[Dataset items]

** Start **

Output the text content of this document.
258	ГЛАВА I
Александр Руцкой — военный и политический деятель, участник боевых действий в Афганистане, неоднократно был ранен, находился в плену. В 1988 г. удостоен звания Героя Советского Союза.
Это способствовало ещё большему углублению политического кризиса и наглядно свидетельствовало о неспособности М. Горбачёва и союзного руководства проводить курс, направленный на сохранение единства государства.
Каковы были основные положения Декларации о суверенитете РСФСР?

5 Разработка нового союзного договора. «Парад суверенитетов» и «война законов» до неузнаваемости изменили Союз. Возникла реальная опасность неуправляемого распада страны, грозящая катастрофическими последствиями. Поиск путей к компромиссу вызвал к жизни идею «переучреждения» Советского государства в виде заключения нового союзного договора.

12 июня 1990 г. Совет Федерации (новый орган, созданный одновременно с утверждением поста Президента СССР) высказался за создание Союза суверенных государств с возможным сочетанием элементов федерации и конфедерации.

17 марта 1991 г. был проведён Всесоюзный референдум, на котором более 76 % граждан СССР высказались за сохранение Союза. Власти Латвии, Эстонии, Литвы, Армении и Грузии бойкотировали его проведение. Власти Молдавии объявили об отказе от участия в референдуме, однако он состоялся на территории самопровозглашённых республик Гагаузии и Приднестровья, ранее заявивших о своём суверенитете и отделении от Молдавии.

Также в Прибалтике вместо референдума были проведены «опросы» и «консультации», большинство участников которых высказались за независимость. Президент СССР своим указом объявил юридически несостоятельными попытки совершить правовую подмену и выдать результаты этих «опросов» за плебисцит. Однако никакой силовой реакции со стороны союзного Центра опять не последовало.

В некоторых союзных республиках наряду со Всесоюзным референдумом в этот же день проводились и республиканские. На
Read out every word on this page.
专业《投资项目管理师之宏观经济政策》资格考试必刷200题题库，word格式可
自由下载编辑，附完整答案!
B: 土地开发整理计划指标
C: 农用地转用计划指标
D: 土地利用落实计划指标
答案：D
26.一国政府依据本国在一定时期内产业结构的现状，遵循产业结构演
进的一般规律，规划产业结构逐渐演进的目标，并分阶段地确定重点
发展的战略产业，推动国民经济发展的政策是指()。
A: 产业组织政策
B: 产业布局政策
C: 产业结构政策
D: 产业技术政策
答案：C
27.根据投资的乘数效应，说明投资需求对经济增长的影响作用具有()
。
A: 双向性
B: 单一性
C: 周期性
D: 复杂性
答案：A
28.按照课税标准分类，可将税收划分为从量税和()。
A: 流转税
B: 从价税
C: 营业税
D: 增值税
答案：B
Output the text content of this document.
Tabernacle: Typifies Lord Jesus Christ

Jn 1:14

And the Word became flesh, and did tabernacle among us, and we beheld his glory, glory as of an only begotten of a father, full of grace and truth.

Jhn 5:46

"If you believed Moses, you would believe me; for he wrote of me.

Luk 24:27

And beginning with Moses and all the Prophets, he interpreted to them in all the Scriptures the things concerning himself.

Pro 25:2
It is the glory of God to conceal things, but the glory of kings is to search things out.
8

** End **

## DIRECTIONS FOR THIS TASK
Repeat all of the entries exactly.

## COMPLETED EXERCISE
Output the text content of this document.
258	ГЛАВА I
Александр Руцкой — военный и политический деятель, участник боевых действий в Афганистане, неоднократно был ранен, находился в плену. В 1988 г. удостоен звания Героя Советского Союза.
Это способствовало ещё большему углублению политического кризиса и наглядно свидетельствовало о неспособности М. Горбачёва и союзного руководства проводить курс, направленный на сохранение единства государства.
Каковы были основные положения Декларации о суверенитете РСФСР?

5 Разработка нового союзного договора. «Парад суверенитетов» и «война законов» до неузнаваемости изменили Союз. Возникла реальная опасность неуправляемого распада страны, грозящая катастрофическими последствиями. Поиск путей к компромиссу вызвал к жизни идею «переучреждения» Советского государства в виде заключения нового союзного договора.

12 июня 1990 г. Совет Федерации (новый орган, созданный одновременно с утверждением поста Президента СССР) высказался за создание Союза суверенных государств с возможным сочетанием элементов федерации и конфедерации.

17 марта 1991 г. был проведён Всесоюзный референдум, на котором более 76 % граждан СССР высказались за сохранение Союза. Власти Латвии, Эстонии, Литвы, Армении и Грузии бойкотировали его проведение. Власти Молдавии объявили об отказе от участия в референдуме, однако он состоялся на территории самопровозглашённых республик Гагаузии и Приднестровья, ранее заявивших о своём суверенитете и отделении от Молдавии.

Также в Прибалтике вместо референдума были проведены «опросы» и «консультации», большинство участников которых высказались за независимость. Президент СССР своим указом объявил юридически несостоятельными попытки совершить правовую подмену и выдать результаты этих «опросов» за плебисцит. Однако никакой силовой реакции со стороны союзного Центра опять не последовало.

В некоторых союзных республиках наряду со Всесоюзным референдумом в этот же день проводились и республиканские. На
Read out every word on this page.
专业《投资项目管理师之宏观经济政策》资格考试必刷200题题库，word格式可
自由下载编辑，附完整答案!
B: 土地开发整理计划指标
C: 农用地转用计划指标
D: 土地利用落实计划指标
答案：D
26.一国政府依据本国在一定时期内产业结构的现状，遵循产业结构演
进的一般规律，规划产业结构逐渐演进的目标，并分阶段地确定重点
发展的战略产业，推动国民经济发展的政策是指()。
A: 产业组织政策
B: 产业布局政策
C: 产业结构政策
D: 产业技术政策
答案：C
27.根据投资的乘数效应，说明投资需求对经济增长的影响作用具有()
。
A: 双向性
B: 单一性
C: 周期性
D: 复杂性
答案：A
28.按照课税标准分类，可将税收划分为从量税和()。
A: 流转税
B: 从价税
C: 营业税
D: 增值税
答案：B
Output the text content of this document.
Tabernacle: Typifies Lord Jesus Christ

Jn 1:14

And the Word became flesh, and did tabernacle among us, and we beheld his glory, glory as of an only begotten of a father, full of grace and truth.

Jhn 5:46

"If you believed Moses, you would believe me; for he wrote of me.

Luk 24:27

And beginning with Moses and all the Prophets, he interpreted to them in all the Scriptures the things concerning himself.

Pro 25:2
It is the glory of God to conceal things, but the glory of kings is to search things out.
8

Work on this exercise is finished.